**What to do**
Gather each line of the records where "Output" appears.

**Record excerpts**
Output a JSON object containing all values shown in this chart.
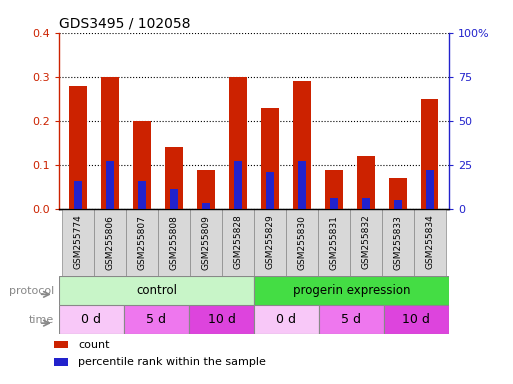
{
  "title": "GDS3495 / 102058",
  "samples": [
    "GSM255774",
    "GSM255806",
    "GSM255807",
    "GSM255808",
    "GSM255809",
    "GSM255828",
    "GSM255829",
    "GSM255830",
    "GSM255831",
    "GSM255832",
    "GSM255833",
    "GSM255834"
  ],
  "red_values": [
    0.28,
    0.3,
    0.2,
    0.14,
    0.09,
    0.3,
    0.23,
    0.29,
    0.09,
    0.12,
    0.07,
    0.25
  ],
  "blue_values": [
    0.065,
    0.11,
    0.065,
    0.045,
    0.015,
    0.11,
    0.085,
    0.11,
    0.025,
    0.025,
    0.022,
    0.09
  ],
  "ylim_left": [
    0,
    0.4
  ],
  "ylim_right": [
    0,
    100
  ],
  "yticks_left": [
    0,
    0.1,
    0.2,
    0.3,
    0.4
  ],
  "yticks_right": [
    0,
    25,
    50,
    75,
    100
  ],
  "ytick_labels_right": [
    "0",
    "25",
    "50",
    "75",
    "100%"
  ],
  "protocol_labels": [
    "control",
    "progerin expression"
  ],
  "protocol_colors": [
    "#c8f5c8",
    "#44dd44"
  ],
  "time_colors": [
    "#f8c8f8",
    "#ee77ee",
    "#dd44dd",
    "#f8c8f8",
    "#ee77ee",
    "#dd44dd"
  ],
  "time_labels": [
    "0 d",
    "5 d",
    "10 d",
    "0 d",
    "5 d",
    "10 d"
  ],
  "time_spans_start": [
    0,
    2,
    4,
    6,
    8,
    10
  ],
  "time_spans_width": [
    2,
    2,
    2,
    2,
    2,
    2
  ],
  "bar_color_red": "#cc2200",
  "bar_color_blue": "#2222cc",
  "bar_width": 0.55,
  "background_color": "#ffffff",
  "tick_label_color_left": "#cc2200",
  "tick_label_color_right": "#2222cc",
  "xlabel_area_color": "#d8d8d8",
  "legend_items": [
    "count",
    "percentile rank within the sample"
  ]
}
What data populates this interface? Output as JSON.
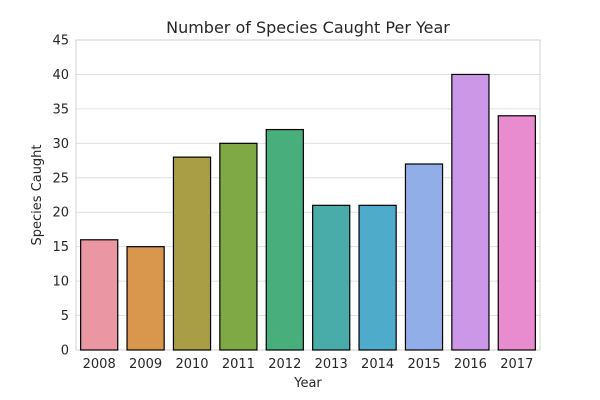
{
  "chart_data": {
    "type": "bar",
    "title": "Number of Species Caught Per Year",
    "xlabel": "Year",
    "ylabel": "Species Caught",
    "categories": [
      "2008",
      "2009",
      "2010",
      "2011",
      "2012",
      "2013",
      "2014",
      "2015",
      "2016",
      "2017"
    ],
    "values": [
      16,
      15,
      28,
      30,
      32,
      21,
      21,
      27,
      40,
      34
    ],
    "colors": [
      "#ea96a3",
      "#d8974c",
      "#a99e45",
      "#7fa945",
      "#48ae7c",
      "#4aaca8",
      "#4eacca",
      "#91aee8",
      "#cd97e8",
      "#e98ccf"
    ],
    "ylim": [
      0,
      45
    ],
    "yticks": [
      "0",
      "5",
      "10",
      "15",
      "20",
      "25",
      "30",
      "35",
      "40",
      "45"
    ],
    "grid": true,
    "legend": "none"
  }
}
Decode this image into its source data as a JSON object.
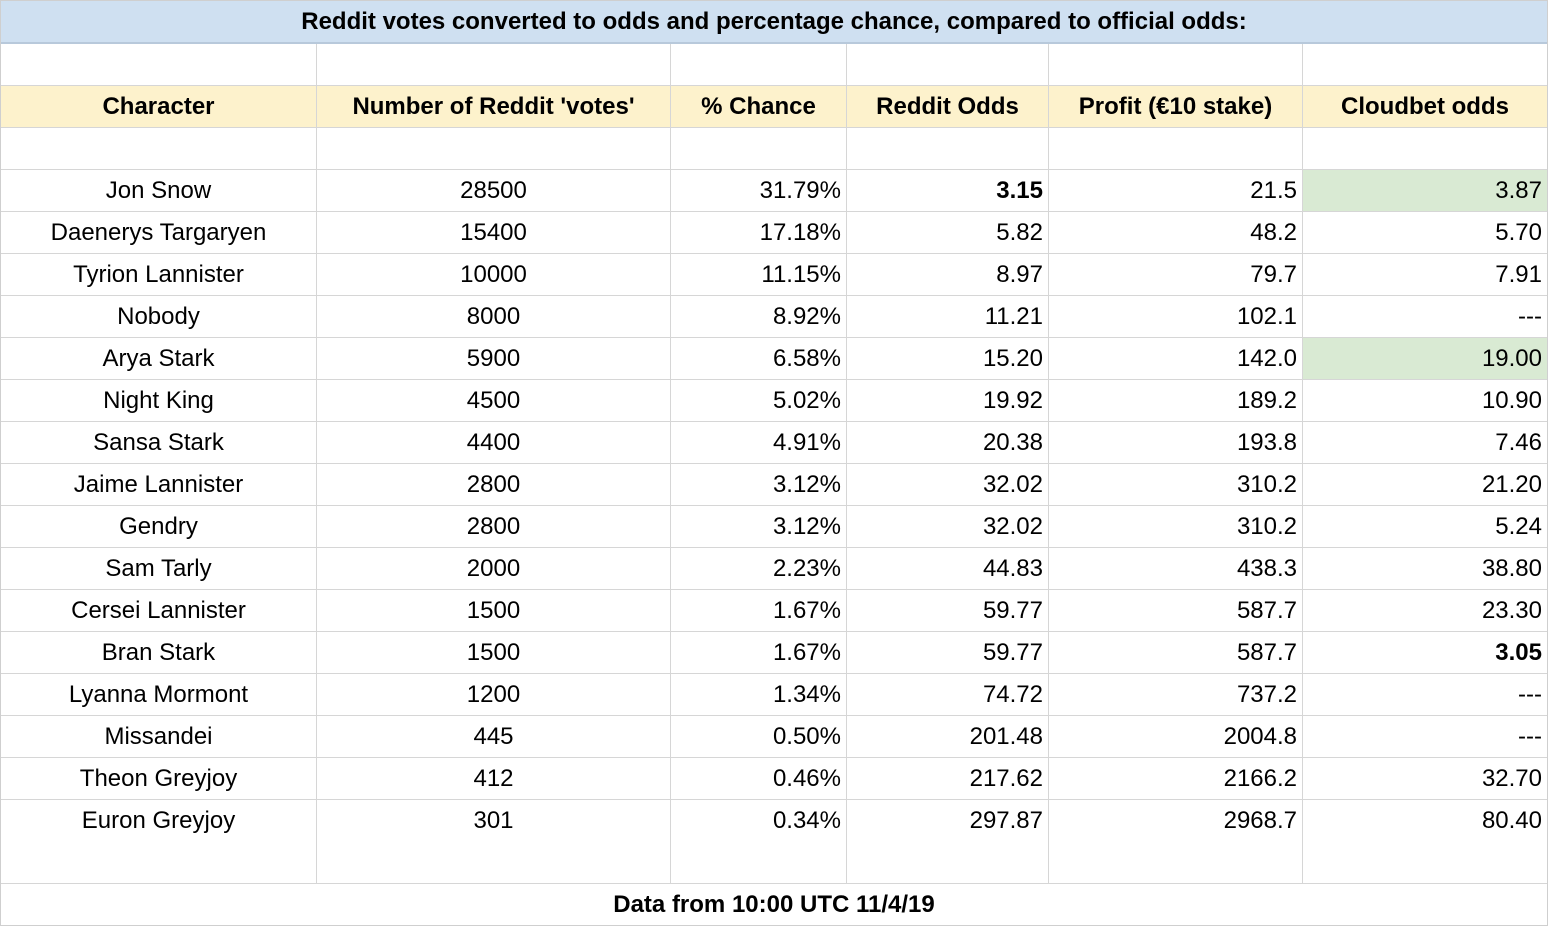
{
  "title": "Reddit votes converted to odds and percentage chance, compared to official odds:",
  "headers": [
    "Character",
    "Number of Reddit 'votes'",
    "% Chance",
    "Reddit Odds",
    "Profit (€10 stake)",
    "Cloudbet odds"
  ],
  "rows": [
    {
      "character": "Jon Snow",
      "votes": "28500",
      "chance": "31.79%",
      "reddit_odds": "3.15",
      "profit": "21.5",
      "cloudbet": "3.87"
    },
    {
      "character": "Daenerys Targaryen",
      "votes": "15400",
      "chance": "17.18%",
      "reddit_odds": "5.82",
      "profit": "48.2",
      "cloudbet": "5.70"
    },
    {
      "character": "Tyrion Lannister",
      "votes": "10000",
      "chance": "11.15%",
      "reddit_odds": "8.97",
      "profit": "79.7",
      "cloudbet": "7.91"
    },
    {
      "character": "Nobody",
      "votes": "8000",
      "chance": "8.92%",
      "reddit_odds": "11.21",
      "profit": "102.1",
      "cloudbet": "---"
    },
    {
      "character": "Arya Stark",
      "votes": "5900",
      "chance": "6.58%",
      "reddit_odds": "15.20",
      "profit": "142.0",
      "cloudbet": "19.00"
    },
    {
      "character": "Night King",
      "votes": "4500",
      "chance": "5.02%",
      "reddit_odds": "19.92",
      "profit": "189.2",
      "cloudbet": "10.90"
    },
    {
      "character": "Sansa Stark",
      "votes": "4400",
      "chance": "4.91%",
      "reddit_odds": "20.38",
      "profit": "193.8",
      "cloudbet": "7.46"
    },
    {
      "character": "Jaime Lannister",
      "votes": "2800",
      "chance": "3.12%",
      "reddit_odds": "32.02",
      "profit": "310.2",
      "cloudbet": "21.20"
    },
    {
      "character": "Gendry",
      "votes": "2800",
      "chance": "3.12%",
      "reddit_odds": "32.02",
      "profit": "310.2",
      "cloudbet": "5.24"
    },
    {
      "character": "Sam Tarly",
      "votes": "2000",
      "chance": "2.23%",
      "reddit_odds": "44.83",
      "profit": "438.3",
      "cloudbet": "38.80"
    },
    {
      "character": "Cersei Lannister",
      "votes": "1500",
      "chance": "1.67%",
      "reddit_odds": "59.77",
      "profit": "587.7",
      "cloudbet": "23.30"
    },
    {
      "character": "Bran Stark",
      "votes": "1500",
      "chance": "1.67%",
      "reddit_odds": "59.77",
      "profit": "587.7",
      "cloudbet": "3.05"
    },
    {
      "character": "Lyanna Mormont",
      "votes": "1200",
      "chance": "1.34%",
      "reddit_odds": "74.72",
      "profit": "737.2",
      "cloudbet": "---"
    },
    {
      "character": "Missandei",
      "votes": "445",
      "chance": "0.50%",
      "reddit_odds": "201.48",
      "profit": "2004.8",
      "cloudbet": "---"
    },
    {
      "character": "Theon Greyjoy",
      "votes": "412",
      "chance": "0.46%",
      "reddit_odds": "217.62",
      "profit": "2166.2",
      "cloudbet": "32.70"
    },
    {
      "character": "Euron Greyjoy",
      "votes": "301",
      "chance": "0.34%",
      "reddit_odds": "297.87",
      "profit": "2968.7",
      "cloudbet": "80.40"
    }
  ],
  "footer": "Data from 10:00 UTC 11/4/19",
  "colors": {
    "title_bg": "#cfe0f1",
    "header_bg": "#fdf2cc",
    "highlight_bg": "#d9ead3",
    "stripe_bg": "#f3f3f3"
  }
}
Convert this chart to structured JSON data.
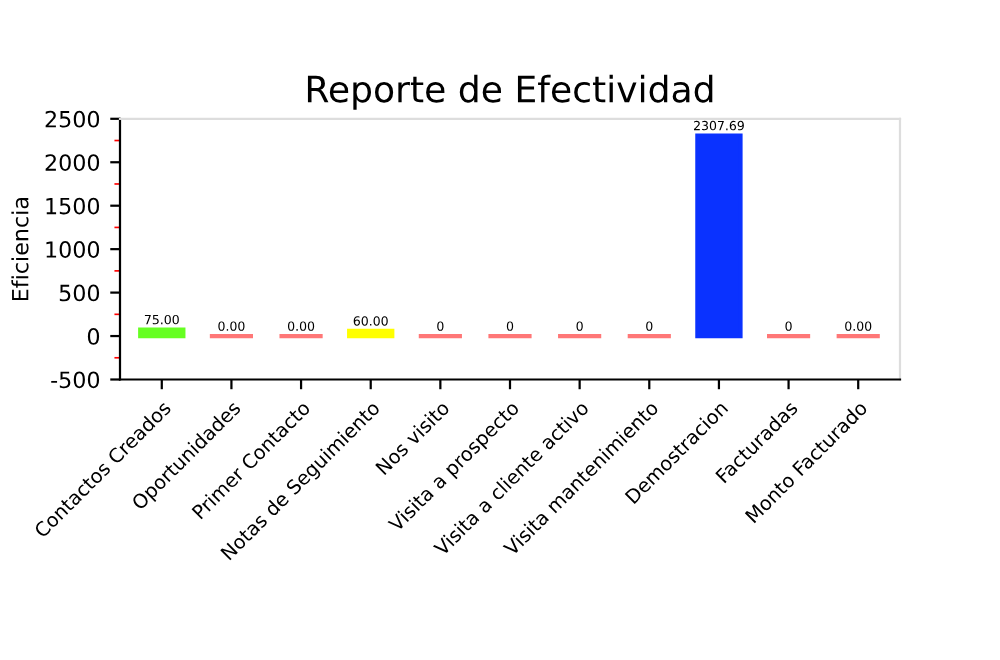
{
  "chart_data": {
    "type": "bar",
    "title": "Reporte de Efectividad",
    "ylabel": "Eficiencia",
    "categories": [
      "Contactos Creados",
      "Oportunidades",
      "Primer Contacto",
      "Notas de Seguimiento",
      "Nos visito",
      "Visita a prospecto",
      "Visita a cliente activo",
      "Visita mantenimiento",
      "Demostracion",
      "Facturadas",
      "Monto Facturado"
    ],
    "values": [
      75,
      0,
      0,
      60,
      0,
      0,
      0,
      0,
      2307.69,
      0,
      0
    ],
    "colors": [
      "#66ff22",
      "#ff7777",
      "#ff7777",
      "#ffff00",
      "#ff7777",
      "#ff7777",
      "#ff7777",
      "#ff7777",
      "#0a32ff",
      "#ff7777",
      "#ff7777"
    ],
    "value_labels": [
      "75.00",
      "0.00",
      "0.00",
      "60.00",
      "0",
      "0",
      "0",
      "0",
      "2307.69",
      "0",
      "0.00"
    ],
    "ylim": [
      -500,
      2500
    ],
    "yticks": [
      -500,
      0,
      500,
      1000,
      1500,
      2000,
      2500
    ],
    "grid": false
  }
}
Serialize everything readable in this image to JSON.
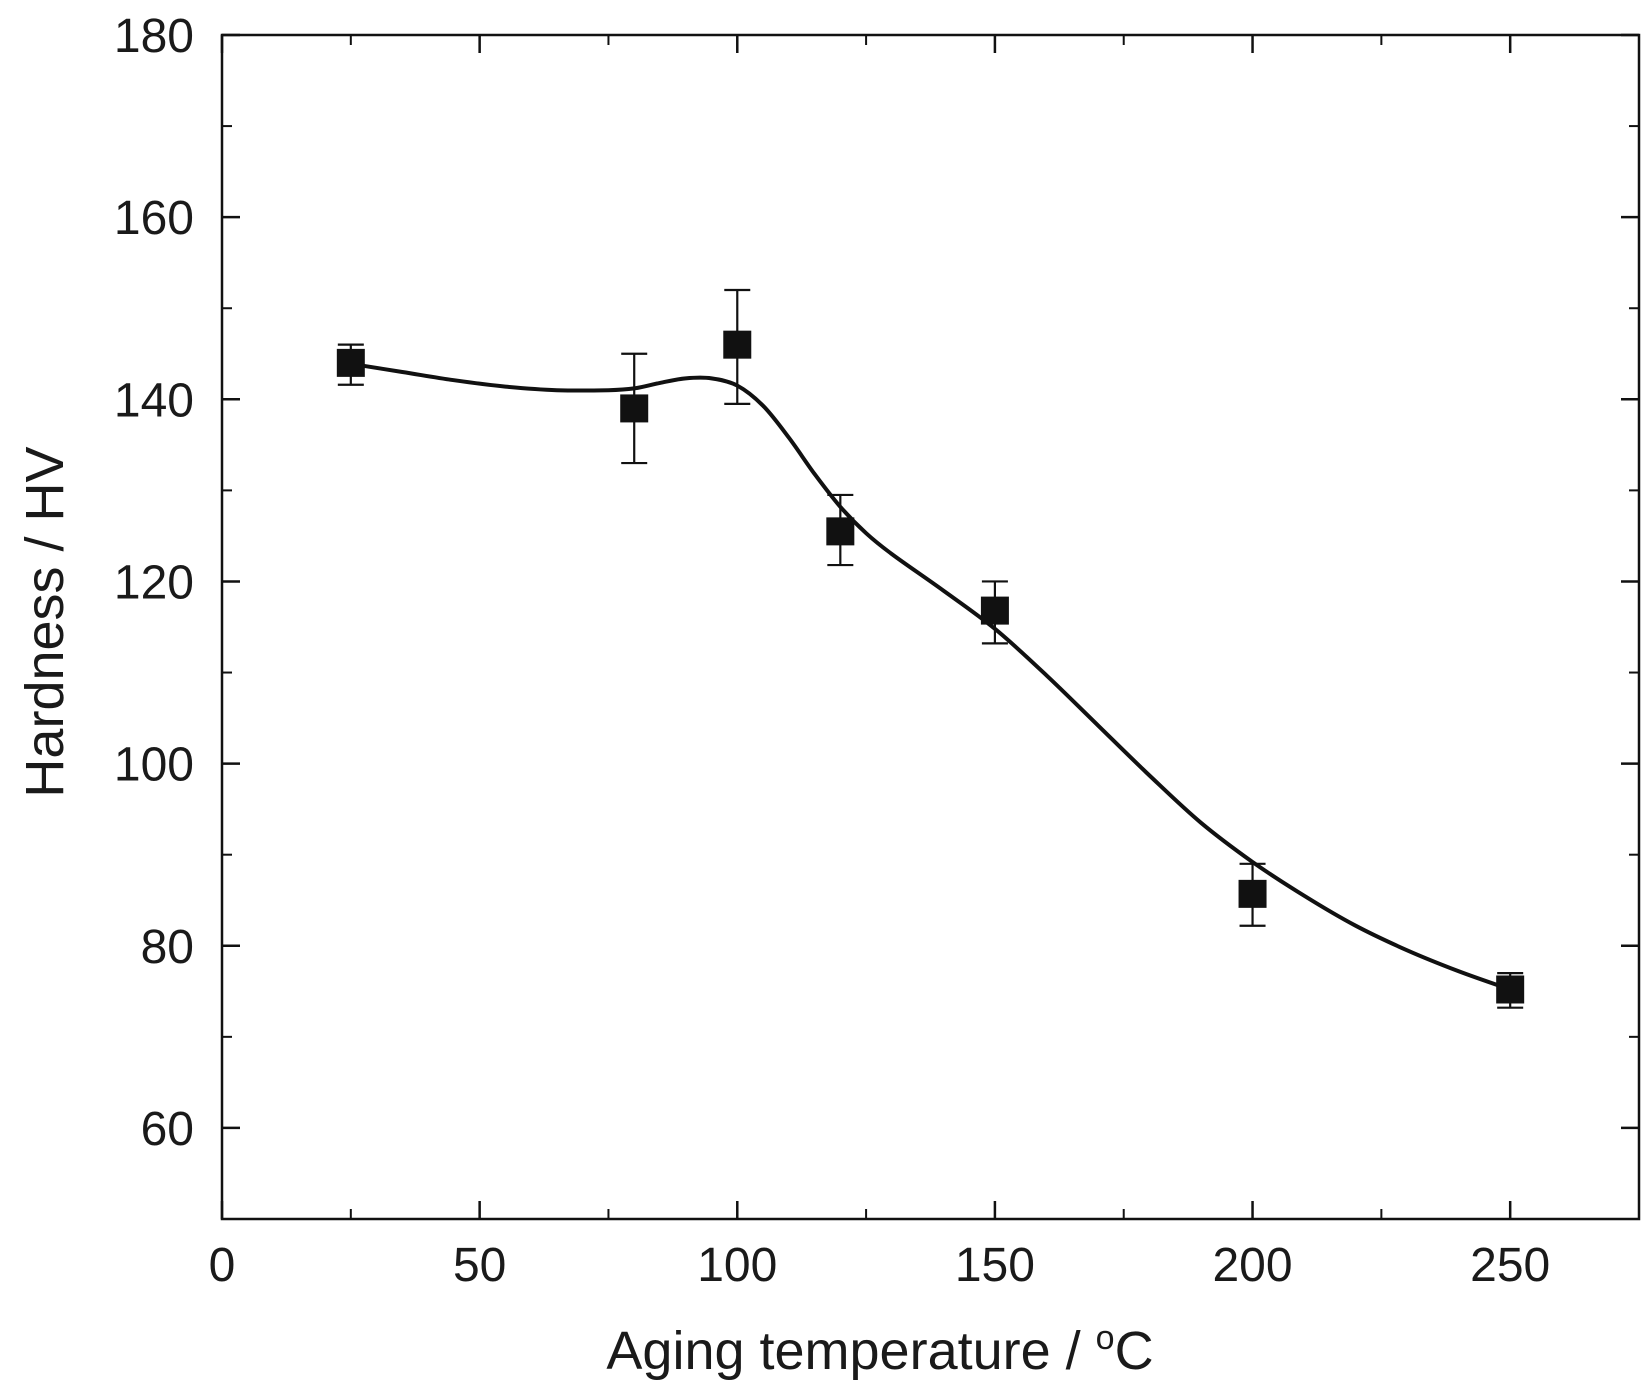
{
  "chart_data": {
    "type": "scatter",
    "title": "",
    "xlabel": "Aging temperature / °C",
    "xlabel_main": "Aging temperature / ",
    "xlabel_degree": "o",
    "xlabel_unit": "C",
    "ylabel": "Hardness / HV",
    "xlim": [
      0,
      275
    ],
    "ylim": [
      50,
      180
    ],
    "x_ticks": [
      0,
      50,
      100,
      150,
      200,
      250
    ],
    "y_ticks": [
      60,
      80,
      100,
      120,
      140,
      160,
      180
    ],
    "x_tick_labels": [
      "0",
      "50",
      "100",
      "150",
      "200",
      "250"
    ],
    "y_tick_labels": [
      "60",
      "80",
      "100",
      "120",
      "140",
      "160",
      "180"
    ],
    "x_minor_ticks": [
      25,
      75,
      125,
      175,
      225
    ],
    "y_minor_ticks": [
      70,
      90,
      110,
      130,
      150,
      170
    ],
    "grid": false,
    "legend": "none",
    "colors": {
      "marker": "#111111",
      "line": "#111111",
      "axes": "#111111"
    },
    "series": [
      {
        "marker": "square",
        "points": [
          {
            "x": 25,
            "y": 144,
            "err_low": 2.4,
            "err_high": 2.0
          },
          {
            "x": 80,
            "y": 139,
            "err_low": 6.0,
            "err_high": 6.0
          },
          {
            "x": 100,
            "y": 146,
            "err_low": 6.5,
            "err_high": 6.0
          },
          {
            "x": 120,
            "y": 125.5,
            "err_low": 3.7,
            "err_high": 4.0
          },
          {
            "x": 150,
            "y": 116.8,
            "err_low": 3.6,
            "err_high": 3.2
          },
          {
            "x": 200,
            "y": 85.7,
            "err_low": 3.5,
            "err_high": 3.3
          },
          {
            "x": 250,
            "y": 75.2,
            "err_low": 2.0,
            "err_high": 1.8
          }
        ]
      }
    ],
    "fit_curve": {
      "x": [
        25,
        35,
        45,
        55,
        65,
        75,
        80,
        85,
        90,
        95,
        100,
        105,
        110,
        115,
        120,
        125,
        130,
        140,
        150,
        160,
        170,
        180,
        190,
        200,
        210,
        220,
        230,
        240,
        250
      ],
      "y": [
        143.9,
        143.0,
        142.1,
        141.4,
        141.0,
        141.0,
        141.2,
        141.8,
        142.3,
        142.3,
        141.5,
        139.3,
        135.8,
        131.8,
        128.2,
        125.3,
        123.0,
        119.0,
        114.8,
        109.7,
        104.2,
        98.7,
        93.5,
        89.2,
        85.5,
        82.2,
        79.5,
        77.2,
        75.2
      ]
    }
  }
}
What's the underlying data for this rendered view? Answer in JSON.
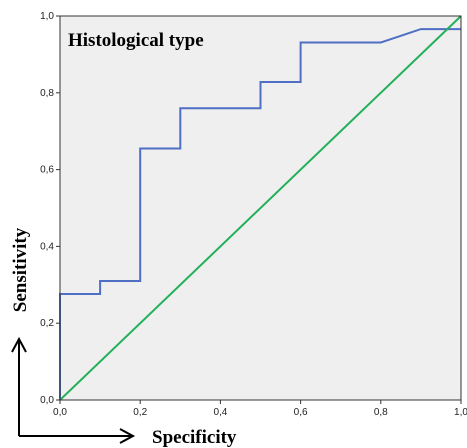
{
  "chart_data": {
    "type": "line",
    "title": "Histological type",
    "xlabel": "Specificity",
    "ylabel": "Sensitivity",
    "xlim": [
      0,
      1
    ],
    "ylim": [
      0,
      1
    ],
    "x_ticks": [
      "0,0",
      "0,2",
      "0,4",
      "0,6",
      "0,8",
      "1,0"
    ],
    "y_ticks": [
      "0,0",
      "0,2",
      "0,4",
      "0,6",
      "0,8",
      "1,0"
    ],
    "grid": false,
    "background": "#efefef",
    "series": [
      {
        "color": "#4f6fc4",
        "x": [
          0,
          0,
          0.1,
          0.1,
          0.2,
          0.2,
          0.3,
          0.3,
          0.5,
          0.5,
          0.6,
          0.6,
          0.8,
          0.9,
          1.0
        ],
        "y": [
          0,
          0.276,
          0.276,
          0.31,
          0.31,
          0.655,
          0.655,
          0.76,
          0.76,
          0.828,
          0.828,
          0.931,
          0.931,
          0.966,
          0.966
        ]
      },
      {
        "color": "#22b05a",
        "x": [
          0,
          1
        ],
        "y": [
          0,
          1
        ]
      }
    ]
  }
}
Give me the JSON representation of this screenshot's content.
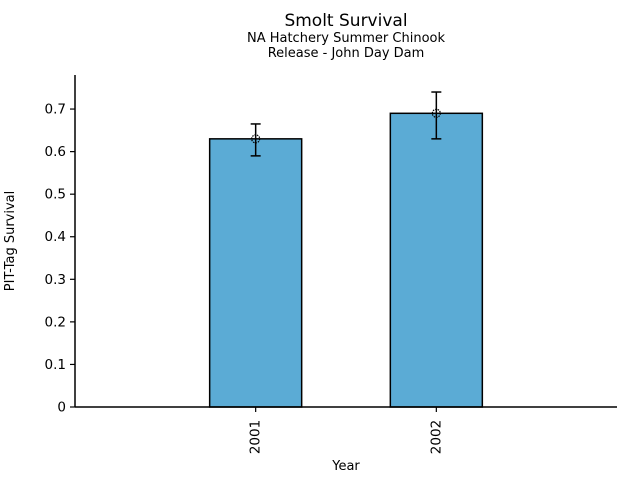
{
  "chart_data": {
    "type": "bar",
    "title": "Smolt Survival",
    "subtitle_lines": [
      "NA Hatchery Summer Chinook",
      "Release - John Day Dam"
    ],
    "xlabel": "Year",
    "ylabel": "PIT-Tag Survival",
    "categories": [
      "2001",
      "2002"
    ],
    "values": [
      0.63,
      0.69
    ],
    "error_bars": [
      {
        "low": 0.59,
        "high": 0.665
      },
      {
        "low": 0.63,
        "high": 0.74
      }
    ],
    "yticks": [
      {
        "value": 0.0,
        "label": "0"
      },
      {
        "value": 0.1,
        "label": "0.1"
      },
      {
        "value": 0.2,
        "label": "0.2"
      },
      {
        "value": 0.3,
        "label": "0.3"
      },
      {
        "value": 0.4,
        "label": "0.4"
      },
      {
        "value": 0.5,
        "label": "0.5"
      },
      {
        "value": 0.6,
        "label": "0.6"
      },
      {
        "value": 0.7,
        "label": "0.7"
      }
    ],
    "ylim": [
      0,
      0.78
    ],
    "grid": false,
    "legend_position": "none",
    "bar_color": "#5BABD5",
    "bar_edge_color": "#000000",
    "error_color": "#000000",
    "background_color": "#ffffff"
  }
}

**Response to this exercise**
Output a JSON object containing all values shown in this chart.
What data populates this interface? Output as JSON.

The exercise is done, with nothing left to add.